**Aim**.
Below are the records; pull every line that includes "JSON".

**Stored records**.
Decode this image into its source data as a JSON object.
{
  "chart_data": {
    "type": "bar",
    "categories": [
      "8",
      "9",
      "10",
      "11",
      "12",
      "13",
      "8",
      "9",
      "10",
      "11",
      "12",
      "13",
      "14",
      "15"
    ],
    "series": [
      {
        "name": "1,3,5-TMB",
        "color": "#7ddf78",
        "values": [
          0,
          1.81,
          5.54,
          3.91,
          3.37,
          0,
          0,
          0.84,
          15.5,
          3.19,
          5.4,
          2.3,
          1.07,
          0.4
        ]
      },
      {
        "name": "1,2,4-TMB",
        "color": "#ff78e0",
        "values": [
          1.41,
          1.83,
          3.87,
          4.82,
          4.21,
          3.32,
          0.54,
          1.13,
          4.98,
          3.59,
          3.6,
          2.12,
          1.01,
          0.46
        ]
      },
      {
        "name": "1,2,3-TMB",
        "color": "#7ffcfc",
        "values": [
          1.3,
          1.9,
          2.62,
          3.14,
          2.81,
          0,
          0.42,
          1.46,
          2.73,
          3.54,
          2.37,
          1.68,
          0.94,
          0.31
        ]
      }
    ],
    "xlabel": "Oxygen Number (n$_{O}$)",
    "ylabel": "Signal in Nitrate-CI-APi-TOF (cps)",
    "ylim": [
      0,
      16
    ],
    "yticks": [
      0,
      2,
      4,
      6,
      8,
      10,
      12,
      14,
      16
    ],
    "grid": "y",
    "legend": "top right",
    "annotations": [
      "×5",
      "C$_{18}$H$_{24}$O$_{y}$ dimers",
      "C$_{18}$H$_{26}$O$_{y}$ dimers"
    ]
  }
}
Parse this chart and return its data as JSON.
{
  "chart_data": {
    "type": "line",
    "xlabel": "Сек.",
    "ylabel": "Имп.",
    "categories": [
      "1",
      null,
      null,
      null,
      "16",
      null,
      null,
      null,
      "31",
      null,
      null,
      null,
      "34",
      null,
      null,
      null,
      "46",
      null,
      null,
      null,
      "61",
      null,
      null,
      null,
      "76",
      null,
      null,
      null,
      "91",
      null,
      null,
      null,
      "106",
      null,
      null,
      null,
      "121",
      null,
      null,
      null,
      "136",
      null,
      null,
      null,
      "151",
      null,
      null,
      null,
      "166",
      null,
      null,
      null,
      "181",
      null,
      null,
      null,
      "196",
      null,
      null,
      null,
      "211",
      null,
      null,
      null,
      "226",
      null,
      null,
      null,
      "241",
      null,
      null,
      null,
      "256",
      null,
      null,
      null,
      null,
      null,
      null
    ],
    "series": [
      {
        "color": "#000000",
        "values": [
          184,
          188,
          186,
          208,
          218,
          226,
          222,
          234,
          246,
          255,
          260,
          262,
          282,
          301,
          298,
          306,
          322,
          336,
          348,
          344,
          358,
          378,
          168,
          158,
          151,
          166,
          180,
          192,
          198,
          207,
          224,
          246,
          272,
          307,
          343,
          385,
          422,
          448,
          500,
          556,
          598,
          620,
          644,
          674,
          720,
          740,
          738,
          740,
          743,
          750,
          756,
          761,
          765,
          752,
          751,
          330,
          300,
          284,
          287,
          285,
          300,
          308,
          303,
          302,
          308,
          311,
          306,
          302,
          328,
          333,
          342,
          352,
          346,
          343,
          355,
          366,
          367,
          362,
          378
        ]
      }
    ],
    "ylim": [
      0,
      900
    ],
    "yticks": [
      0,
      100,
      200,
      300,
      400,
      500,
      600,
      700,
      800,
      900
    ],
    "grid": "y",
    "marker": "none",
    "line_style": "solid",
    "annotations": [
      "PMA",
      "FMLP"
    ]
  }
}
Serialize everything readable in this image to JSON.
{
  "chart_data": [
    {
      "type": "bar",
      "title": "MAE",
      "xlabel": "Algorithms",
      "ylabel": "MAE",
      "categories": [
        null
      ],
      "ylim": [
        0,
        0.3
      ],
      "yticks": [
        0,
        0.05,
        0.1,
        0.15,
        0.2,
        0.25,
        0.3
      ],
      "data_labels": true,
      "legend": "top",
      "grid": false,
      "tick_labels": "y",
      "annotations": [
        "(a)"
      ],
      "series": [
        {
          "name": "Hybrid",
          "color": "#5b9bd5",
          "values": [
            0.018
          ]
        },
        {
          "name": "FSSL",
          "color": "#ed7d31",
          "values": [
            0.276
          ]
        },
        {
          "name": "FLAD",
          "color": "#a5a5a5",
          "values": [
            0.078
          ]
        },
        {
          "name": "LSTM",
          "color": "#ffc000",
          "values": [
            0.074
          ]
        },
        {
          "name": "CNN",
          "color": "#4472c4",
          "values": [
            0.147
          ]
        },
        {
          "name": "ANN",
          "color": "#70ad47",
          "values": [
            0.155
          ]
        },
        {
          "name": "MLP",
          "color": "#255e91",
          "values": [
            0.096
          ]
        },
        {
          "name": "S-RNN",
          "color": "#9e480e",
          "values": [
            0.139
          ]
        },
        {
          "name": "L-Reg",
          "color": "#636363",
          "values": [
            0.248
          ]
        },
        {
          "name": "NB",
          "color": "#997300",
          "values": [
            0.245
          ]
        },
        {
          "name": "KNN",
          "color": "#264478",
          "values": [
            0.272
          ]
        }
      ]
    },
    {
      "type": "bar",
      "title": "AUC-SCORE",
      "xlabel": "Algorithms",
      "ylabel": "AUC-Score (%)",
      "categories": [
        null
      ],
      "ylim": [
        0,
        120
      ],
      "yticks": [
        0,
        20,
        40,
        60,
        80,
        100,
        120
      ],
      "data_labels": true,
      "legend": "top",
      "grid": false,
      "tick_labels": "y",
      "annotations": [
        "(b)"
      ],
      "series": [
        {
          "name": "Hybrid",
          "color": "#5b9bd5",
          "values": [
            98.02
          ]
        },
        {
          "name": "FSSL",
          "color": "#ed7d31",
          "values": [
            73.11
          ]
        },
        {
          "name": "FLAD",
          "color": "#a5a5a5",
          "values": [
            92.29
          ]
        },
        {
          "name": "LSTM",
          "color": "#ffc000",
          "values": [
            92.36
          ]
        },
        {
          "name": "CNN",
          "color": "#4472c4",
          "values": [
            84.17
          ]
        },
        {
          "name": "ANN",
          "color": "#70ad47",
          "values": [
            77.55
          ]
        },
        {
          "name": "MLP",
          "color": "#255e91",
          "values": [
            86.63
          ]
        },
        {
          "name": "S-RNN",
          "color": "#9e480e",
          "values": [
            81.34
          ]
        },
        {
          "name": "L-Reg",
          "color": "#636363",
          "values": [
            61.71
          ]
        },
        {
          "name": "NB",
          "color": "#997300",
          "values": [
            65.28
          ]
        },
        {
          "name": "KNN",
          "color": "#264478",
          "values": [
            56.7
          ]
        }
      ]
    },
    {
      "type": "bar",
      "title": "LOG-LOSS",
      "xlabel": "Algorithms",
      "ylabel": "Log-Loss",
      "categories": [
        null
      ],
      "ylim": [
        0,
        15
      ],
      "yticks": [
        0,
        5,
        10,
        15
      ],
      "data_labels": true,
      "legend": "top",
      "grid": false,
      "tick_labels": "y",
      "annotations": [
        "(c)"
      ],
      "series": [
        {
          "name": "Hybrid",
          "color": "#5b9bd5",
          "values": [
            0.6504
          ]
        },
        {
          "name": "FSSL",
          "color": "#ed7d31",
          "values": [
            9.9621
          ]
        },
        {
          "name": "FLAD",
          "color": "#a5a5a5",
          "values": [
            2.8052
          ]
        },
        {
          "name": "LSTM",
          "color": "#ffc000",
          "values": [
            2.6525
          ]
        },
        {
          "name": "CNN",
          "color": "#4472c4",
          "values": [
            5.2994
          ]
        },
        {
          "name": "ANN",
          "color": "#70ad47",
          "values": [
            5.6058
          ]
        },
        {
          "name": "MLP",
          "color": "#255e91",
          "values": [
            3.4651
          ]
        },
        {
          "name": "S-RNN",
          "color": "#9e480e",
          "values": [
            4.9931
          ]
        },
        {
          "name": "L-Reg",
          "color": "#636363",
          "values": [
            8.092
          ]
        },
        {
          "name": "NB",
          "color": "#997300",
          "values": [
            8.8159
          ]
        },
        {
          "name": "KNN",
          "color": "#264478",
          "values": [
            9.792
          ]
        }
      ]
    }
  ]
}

**Complete output**.
Decode this image into its source data as a JSON object.
Parse this chart and return its data as JSON.
Serialize everything readable in this image to JSON.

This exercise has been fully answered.